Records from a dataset
□ □ □ □ □ □ □
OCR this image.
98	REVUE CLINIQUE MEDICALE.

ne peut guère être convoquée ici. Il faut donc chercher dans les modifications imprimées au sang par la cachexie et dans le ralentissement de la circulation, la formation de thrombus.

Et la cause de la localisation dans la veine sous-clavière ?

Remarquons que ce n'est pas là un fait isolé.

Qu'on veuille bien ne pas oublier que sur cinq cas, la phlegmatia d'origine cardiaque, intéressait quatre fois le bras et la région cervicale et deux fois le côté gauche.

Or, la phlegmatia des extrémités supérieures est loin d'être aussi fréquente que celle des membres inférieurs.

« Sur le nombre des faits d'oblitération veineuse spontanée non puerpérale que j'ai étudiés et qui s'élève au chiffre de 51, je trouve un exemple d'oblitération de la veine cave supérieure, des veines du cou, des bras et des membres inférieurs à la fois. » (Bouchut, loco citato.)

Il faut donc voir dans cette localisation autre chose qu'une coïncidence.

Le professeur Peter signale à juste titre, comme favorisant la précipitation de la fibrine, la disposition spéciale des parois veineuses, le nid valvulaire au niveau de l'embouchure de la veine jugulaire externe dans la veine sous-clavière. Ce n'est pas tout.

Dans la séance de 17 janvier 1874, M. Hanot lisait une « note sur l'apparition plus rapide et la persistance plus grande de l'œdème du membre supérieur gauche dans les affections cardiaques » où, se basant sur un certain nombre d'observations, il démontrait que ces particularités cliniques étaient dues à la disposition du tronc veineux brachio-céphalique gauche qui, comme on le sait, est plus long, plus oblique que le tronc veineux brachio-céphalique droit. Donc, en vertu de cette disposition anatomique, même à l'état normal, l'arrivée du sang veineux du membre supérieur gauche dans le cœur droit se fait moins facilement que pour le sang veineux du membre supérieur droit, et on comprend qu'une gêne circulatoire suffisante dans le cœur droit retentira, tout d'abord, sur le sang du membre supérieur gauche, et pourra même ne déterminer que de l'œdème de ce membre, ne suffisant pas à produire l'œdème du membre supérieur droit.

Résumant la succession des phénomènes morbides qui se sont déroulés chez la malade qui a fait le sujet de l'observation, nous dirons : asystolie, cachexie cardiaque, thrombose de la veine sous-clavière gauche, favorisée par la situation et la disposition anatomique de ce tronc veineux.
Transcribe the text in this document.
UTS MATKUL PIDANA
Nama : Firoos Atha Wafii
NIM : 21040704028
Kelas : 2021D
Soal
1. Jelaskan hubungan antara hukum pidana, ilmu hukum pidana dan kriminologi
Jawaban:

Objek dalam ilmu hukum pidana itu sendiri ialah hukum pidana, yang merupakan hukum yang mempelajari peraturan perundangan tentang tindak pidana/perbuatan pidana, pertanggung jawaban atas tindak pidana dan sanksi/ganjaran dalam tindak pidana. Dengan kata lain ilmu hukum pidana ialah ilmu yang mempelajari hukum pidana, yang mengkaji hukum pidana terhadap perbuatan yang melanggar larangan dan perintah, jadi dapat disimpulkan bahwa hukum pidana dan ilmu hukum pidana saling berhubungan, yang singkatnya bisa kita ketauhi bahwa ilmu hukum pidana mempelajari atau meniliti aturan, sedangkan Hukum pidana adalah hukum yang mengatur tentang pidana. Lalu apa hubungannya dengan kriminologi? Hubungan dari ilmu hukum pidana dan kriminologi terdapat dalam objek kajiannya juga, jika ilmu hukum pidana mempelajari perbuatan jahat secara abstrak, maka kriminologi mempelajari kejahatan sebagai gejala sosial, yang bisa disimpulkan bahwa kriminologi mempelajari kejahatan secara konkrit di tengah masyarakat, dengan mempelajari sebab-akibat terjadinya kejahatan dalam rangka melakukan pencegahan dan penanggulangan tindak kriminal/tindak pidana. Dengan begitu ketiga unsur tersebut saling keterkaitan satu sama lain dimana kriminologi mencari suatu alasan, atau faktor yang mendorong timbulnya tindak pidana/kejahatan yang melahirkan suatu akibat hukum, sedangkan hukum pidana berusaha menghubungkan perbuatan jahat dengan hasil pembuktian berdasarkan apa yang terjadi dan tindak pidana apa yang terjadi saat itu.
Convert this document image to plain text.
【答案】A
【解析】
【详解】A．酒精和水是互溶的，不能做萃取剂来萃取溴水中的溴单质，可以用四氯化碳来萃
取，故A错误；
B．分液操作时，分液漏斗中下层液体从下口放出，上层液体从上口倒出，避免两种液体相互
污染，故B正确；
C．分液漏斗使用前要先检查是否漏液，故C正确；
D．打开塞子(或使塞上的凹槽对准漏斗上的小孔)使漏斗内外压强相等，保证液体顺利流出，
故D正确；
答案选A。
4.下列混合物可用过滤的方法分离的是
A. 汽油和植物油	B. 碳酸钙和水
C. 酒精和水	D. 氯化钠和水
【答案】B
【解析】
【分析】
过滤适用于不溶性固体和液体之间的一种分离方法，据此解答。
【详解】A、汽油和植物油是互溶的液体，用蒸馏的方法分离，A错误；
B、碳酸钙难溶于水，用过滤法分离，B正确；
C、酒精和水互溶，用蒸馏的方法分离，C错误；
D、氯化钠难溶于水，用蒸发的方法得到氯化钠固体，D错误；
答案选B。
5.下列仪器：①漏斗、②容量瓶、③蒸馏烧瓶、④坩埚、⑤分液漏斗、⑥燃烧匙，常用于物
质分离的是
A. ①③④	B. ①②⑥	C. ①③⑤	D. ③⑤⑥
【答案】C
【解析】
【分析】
□ □ □ □ □ □ □
AIM
In the data above, how many lines contain the string "bras"? Answer with the number only.

SOLUTION TO THIS TASK
2